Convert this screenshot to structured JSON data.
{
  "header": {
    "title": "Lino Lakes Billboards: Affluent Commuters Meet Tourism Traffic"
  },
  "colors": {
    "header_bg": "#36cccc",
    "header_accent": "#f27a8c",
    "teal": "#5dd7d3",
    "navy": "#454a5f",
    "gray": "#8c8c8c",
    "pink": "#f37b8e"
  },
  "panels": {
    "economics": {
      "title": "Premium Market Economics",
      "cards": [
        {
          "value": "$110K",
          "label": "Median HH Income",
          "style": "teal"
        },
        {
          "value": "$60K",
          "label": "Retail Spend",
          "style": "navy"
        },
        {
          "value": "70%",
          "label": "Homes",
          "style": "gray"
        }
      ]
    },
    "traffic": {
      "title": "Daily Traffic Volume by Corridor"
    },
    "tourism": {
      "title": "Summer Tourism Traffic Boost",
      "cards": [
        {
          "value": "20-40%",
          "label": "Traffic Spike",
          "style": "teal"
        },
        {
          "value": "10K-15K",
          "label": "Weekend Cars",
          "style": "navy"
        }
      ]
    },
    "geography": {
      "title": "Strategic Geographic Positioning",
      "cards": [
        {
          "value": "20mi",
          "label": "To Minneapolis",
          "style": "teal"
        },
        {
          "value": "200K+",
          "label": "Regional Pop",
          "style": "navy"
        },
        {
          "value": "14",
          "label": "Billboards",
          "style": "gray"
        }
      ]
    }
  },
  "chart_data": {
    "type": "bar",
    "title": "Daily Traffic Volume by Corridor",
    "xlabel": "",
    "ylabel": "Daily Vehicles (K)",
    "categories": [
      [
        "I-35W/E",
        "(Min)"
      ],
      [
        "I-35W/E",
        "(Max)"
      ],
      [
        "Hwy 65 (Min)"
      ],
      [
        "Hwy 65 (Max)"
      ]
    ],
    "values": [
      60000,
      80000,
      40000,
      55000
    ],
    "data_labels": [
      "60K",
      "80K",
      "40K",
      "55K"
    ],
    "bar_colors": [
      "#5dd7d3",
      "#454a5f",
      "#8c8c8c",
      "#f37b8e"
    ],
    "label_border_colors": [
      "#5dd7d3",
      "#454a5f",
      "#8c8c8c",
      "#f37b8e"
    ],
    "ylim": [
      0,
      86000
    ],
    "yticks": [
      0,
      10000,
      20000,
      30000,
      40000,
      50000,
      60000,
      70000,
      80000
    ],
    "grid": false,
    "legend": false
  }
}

● ● ● ● ● ● ●

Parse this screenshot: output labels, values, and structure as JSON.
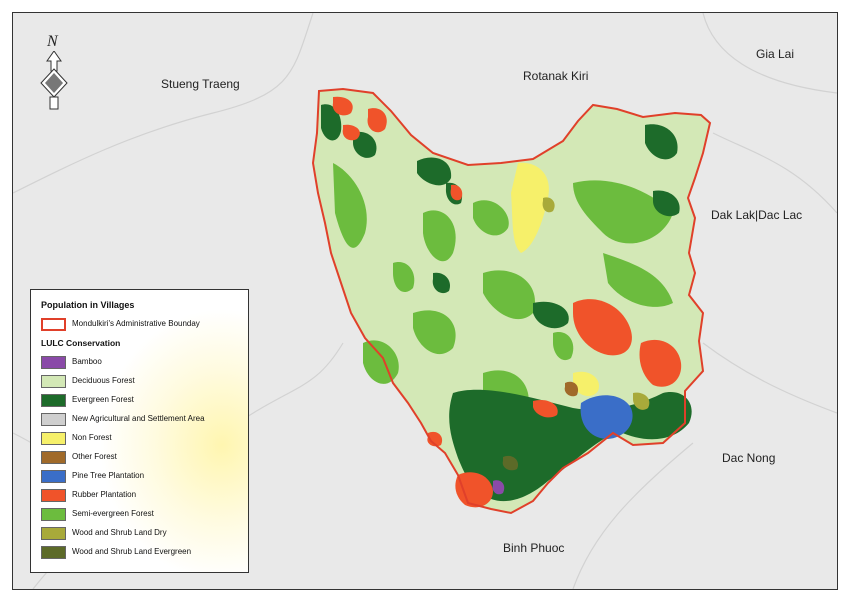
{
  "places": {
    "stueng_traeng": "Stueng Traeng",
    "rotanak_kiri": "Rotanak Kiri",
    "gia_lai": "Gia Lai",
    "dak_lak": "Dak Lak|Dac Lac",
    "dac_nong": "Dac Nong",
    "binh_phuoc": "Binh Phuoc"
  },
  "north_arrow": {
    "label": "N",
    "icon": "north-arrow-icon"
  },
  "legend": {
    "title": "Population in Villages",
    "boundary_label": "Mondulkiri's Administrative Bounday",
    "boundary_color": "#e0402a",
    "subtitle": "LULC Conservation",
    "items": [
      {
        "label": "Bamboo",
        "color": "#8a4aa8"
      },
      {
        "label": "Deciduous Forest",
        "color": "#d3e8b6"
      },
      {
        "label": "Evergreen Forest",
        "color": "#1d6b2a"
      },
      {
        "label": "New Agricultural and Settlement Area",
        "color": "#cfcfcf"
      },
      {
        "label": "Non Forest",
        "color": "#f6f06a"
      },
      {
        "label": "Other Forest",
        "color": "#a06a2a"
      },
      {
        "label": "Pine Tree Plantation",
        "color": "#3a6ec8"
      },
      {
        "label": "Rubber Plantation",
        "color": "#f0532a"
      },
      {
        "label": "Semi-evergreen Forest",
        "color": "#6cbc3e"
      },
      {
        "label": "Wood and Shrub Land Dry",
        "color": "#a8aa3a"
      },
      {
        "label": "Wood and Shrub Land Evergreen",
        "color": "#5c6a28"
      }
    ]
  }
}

● ● ● ● ● ● ●

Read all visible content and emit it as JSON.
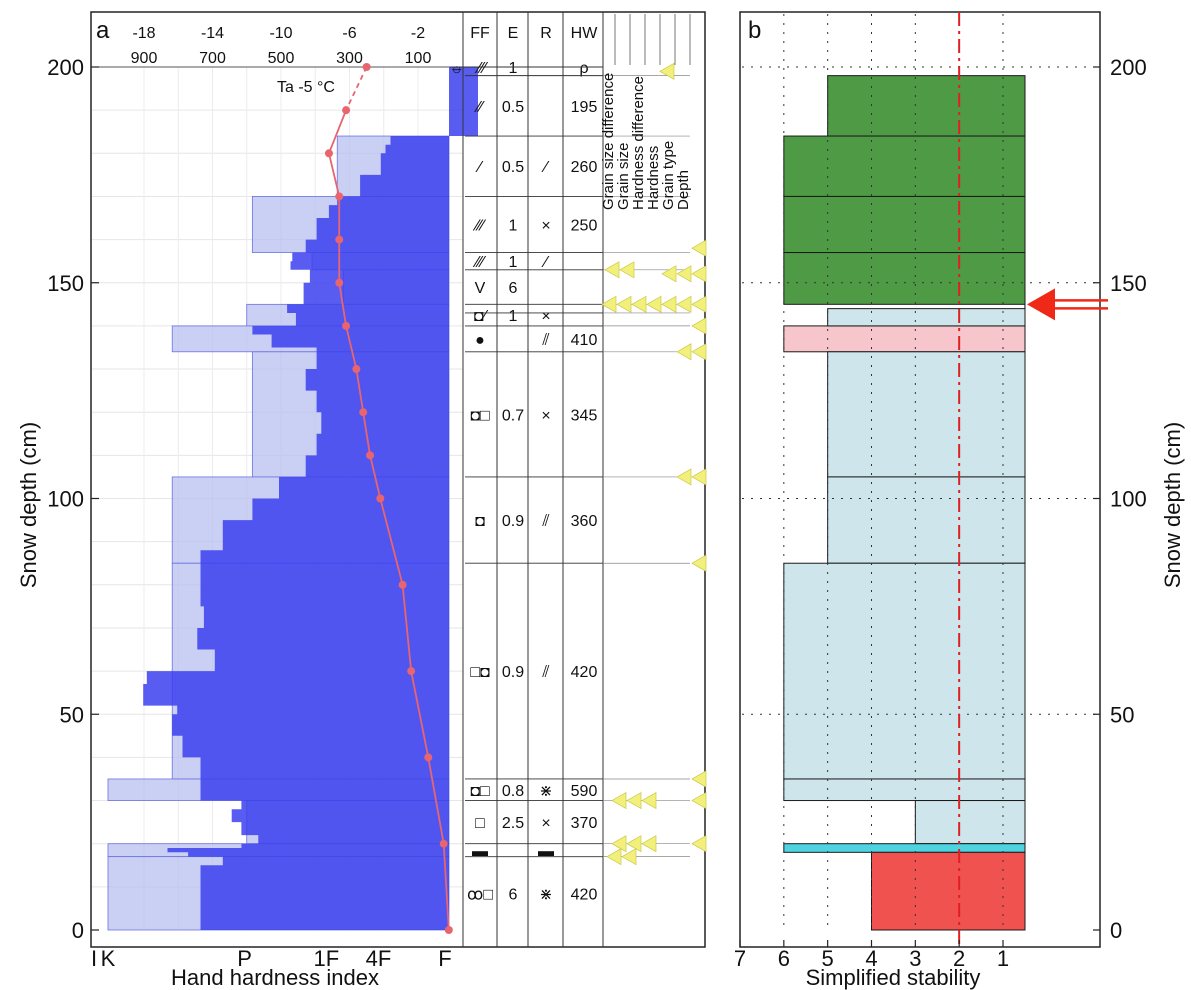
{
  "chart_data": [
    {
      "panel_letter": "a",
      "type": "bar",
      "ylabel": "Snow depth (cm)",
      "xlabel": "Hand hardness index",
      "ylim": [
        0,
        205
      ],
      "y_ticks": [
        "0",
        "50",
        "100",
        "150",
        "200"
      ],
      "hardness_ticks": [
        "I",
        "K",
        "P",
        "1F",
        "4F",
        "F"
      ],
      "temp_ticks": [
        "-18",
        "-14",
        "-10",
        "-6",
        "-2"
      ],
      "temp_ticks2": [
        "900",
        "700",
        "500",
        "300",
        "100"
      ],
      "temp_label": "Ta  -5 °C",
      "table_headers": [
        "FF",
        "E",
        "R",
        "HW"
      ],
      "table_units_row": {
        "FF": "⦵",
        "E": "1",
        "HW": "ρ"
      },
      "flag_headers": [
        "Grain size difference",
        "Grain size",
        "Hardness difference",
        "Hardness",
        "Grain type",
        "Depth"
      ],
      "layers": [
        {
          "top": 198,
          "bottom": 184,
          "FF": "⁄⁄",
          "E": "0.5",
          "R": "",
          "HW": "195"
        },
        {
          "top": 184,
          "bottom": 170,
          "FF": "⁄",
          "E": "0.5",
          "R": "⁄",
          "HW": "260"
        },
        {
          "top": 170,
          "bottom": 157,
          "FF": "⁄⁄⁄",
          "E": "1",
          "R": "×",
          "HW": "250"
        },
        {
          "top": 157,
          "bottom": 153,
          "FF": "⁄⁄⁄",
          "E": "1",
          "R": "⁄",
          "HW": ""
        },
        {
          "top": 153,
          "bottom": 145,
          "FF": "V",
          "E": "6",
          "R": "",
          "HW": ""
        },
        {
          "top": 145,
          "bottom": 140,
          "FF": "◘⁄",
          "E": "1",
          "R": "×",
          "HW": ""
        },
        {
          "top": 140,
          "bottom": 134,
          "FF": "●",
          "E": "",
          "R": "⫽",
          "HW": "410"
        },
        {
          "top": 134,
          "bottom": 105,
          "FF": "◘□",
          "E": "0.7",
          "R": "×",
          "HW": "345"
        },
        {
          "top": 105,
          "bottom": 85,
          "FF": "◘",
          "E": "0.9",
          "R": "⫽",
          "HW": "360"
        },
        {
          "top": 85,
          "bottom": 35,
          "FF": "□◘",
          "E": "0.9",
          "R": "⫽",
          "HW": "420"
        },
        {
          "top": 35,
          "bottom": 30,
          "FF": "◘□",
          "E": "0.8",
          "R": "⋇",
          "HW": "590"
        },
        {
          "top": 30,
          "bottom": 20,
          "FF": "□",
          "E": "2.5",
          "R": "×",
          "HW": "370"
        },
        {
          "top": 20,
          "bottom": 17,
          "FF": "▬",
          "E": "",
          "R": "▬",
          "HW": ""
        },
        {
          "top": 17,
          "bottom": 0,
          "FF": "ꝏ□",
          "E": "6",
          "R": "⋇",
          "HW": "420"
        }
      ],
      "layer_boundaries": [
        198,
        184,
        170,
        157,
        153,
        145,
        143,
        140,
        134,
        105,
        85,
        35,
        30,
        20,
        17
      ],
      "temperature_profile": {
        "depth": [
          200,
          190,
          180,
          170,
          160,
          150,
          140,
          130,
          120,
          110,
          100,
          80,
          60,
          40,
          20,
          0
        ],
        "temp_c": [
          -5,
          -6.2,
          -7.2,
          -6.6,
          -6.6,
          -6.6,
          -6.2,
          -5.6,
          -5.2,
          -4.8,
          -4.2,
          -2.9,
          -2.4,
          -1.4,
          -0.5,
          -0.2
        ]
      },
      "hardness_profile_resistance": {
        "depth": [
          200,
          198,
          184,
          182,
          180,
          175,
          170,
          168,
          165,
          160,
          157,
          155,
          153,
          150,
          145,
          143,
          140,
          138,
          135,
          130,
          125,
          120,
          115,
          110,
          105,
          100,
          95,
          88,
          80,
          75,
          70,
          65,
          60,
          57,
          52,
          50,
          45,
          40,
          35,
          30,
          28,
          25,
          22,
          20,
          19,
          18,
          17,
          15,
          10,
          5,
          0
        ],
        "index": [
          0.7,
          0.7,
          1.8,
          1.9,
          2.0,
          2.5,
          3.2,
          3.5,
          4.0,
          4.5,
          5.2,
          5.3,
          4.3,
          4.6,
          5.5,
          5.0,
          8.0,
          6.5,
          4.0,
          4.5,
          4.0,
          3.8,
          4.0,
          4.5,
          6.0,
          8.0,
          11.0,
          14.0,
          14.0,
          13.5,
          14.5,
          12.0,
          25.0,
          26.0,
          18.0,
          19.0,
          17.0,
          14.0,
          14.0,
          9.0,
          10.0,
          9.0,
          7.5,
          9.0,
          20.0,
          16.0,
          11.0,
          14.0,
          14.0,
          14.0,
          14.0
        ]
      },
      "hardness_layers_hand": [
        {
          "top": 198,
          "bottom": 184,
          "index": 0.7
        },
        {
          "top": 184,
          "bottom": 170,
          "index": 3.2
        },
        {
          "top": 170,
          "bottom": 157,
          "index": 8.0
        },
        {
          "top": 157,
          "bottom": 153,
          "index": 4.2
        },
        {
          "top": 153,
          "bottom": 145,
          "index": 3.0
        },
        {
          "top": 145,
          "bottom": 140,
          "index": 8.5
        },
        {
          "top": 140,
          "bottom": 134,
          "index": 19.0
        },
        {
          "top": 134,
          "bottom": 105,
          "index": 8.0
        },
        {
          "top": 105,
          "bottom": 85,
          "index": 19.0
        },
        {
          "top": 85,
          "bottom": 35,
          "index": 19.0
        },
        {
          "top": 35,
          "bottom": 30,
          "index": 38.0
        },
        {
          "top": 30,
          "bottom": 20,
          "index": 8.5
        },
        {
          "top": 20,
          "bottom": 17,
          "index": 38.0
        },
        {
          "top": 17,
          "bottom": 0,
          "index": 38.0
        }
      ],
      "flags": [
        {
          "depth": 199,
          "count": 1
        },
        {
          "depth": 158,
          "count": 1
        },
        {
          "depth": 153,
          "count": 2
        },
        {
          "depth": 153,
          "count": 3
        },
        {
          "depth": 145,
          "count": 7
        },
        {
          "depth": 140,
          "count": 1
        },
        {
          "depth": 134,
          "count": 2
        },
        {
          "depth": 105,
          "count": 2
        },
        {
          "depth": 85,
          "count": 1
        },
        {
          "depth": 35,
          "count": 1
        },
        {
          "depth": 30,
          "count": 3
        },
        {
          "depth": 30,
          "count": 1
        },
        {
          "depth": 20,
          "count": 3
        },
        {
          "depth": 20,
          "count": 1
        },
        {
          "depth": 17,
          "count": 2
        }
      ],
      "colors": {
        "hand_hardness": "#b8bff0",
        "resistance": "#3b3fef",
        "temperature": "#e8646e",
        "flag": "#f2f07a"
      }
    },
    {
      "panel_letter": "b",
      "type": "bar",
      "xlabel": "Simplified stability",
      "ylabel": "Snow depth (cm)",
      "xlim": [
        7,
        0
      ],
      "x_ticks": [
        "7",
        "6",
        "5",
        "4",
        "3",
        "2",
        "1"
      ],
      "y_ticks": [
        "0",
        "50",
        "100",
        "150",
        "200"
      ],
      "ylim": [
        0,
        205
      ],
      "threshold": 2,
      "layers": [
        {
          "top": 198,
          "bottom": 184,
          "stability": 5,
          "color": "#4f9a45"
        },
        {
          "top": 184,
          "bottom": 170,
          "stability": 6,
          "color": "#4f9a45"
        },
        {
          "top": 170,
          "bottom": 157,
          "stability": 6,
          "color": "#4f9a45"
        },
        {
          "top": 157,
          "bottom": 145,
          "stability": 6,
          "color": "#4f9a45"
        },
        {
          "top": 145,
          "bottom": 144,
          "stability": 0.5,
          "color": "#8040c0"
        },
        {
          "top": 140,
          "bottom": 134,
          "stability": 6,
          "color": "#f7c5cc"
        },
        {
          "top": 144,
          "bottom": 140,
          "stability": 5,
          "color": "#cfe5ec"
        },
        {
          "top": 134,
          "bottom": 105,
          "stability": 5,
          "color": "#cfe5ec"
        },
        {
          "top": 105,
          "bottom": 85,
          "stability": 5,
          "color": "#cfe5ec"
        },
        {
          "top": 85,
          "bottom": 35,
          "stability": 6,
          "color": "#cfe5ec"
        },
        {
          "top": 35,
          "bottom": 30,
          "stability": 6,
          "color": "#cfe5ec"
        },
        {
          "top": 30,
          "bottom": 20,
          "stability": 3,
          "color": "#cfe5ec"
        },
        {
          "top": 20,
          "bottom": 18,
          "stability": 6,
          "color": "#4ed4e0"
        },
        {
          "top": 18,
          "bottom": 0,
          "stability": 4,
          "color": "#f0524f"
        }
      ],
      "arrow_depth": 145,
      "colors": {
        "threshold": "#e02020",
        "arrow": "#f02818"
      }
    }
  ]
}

● ● ● ● ● ● ●

Exercise details: Scan the data above; copy every line where "Wood" appears.

Right answer:
        "label": "Wood and Shrub Land Dry",
        "label": "Wood and Shrub Land Evergreen",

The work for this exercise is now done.